WHAT IS NEEDED:
Return all the data below as it stands, minus the pictures.

THE INPUT:
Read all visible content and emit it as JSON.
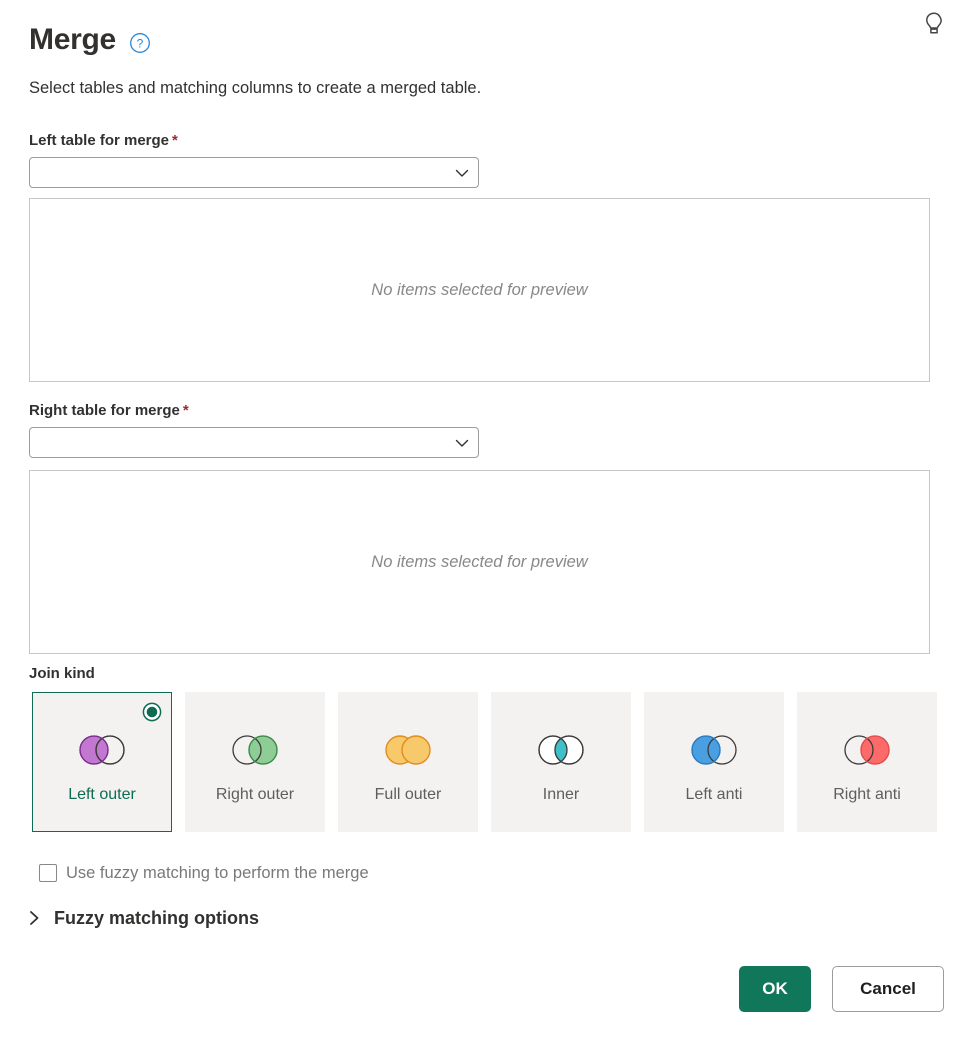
{
  "dialog": {
    "title": "Merge",
    "subtitle": "Select tables and matching columns to create a merged table.",
    "help_icon": "help-circle-icon",
    "tip_icon": "lightbulb-icon"
  },
  "left_table": {
    "label": "Left table for merge",
    "required_marker": "*",
    "value": "",
    "placeholder": "",
    "chevron_icon": "chevron-down-icon",
    "preview_empty_text": "No items selected for preview"
  },
  "right_table": {
    "label": "Right table for merge",
    "required_marker": "*",
    "value": "",
    "placeholder": "",
    "chevron_icon": "chevron-down-icon",
    "preview_empty_text": "No items selected for preview"
  },
  "join_kind": {
    "label": "Join kind",
    "selected": "Left outer",
    "options": [
      {
        "label": "Left outer",
        "fill": "left",
        "color": "#b455c8",
        "selected": true
      },
      {
        "label": "Right outer",
        "fill": "right",
        "color": "#6cc077",
        "selected": false
      },
      {
        "label": "Full outer",
        "fill": "both",
        "color": "#f7c96b",
        "stroke": "#e08d1c",
        "selected": false
      },
      {
        "label": "Inner",
        "fill": "intersect",
        "color": "#3fc0c9",
        "selected": false
      },
      {
        "label": "Left anti",
        "fill": "left-only",
        "color": "#4a9fe0",
        "selected": false
      },
      {
        "label": "Right anti",
        "fill": "right-only",
        "color": "#fc6a6a",
        "selected": false
      }
    ]
  },
  "fuzzy": {
    "checkbox_label": "Use fuzzy matching to perform the merge",
    "checked": false,
    "expander_label": "Fuzzy matching options",
    "expander_expanded": false,
    "expander_icon": "chevron-right-icon"
  },
  "footer": {
    "ok_label": "OK",
    "cancel_label": "Cancel"
  },
  "colors": {
    "accent_teal": "#11775b",
    "required_red": "#a4262c",
    "help_blue": "#0078d4",
    "tile_bg": "#f3f2f1"
  }
}
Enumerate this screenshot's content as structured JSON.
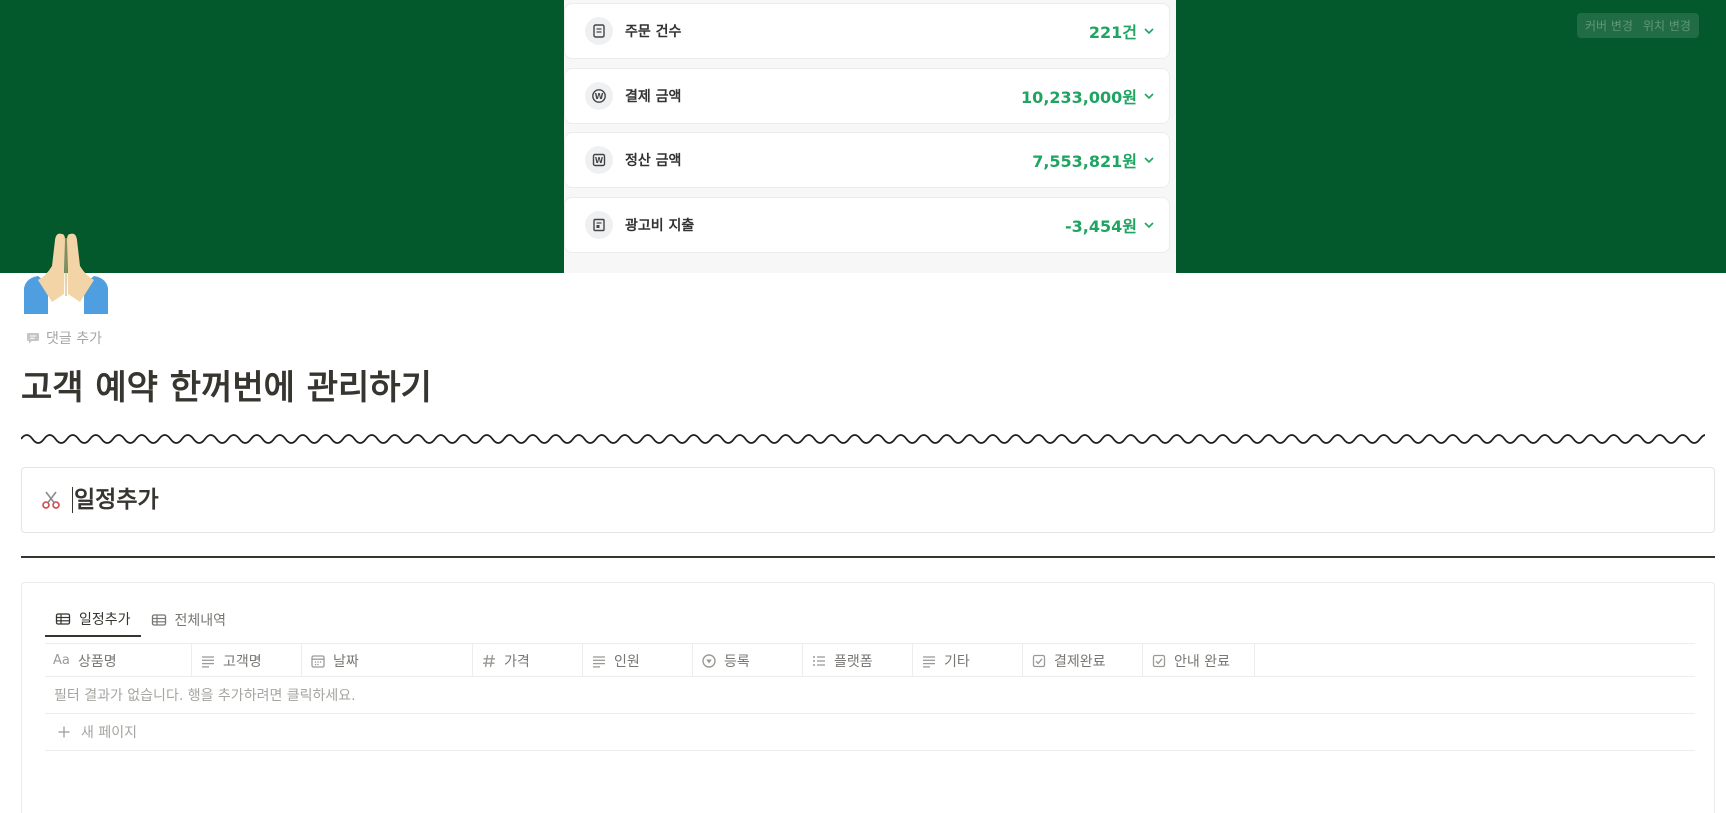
{
  "cover": {
    "background_color": "#03582c",
    "stats": [
      {
        "icon": "receipt-icon",
        "label": "주문 건수",
        "value": "221건"
      },
      {
        "icon": "won-circle-icon",
        "label": "결제 금액",
        "value": "10,233,000원"
      },
      {
        "icon": "won-square-icon",
        "label": "정산 금액",
        "value": "7,553,821원"
      },
      {
        "icon": "ad-document-icon",
        "label": "광고비 지출",
        "value": "-3,454원"
      }
    ],
    "value_color": "#1fa462",
    "change_cover_label": "커버 변경",
    "reposition_label": "위치 변경"
  },
  "page": {
    "icon": "folded-hands-emoji",
    "add_comment_label": "댓글 추가",
    "title": "고객 예약 한꺼번에 관리하기"
  },
  "callout": {
    "icon": "scissors-icon",
    "text": "일정추가"
  },
  "database": {
    "tabs": [
      {
        "label": "일정추가",
        "icon": "table-icon",
        "active": true
      },
      {
        "label": "전체내역",
        "icon": "table-icon",
        "active": false
      }
    ],
    "columns": [
      {
        "label": "상품명",
        "icon": "title-aa-icon"
      },
      {
        "label": "고객명",
        "icon": "text-lines-icon"
      },
      {
        "label": "날짜",
        "icon": "calendar-icon"
      },
      {
        "label": "가격",
        "icon": "hash-icon"
      },
      {
        "label": "인원",
        "icon": "text-lines-icon"
      },
      {
        "label": "등록",
        "icon": "status-icon"
      },
      {
        "label": "플랫폼",
        "icon": "multi-select-icon"
      },
      {
        "label": "기타",
        "icon": "text-lines-icon"
      },
      {
        "label": "결제완료",
        "icon": "checkbox-icon"
      },
      {
        "label": "안내 완료",
        "icon": "checkbox-icon"
      }
    ],
    "empty_text": "필터 결과가 없습니다. 행을 추가하려면 클릭하세요.",
    "new_page_label": "새 페이지"
  }
}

REPLY:
Read all visible content and emit it as JSON.
{
  "dialog": {
    "title": "Merge",
    "subtitle": "Select tables and matching columns to create a merged table.",
    "help_icon": "help-circle-icon",
    "tip_icon": "lightbulb-icon"
  },
  "left_table": {
    "label": "Left table for merge",
    "required_marker": "*",
    "value": "",
    "placeholder": "",
    "chevron_icon": "chevron-down-icon",
    "preview_empty_text": "No items selected for preview"
  },
  "right_table": {
    "label": "Right table for merge",
    "required_marker": "*",
    "value": "",
    "placeholder": "",
    "chevron_icon": "chevron-down-icon",
    "preview_empty_text": "No items selected for preview"
  },
  "join_kind": {
    "label": "Join kind",
    "selected": "Left outer",
    "options": [
      {
        "label": "Left outer",
        "fill": "left",
        "color": "#b455c8",
        "selected": true
      },
      {
        "label": "Right outer",
        "fill": "right",
        "color": "#6cc077",
        "selected": false
      },
      {
        "label": "Full outer",
        "fill": "both",
        "color": "#f7c96b",
        "stroke": "#e08d1c",
        "selected": false
      },
      {
        "label": "Inner",
        "fill": "intersect",
        "color": "#3fc0c9",
        "selected": false
      },
      {
        "label": "Left anti",
        "fill": "left-only",
        "color": "#4a9fe0",
        "selected": false
      },
      {
        "label": "Right anti",
        "fill": "right-only",
        "color": "#fc6a6a",
        "selected": false
      }
    ]
  },
  "fuzzy": {
    "checkbox_label": "Use fuzzy matching to perform the merge",
    "checked": false,
    "expander_label": "Fuzzy matching options",
    "expander_expanded": false,
    "expander_icon": "chevron-right-icon"
  },
  "footer": {
    "ok_label": "OK",
    "cancel_label": "Cancel"
  },
  "colors": {
    "accent_teal": "#11775b",
    "required_red": "#a4262c",
    "help_blue": "#0078d4",
    "tile_bg": "#f3f2f1"
  }
}
Enumerate this screenshot's content as structured JSON.
{
  "cover": {
    "background_color": "#03582c",
    "stats": [
      {
        "icon": "receipt-icon",
        "label": "주문 건수",
        "value": "221건"
      },
      {
        "icon": "won-circle-icon",
        "label": "결제 금액",
        "value": "10,233,000원"
      },
      {
        "icon": "won-square-icon",
        "label": "정산 금액",
        "value": "7,553,821원"
      },
      {
        "icon": "ad-document-icon",
        "label": "광고비 지출",
        "value": "-3,454원"
      }
    ],
    "value_color": "#1fa462",
    "change_cover_label": "커버 변경",
    "reposition_label": "위치 변경"
  },
  "page": {
    "icon": "folded-hands-emoji",
    "add_comment_label": "댓글 추가",
    "title": "고객 예약 한꺼번에 관리하기"
  },
  "callout": {
    "icon": "scissors-icon",
    "text": "일정추가"
  },
  "database": {
    "tabs": [
      {
        "label": "일정추가",
        "icon": "table-icon",
        "active": true
      },
      {
        "label": "전체내역",
        "icon": "table-icon",
        "active": false
      }
    ],
    "columns": [
      {
        "label": "상품명",
        "icon": "title-aa-icon"
      },
      {
        "label": "고객명",
        "icon": "text-lines-icon"
      },
      {
        "label": "날짜",
        "icon": "calendar-icon"
      },
      {
        "label": "가격",
        "icon": "hash-icon"
      },
      {
        "label": "인원",
        "icon": "text-lines-icon"
      },
      {
        "label": "등록",
        "icon": "status-icon"
      },
      {
        "label": "플랫폼",
        "icon": "multi-select-icon"
      },
      {
        "label": "기타",
        "icon": "text-lines-icon"
      },
      {
        "label": "결제완료",
        "icon": "checkbox-icon"
      },
      {
        "label": "안내 완료",
        "icon": "checkbox-icon"
      }
    ],
    "empty_text": "필터 결과가 없습니다. 행을 추가하려면 클릭하세요.",
    "new_page_label": "새 페이지"
  }
}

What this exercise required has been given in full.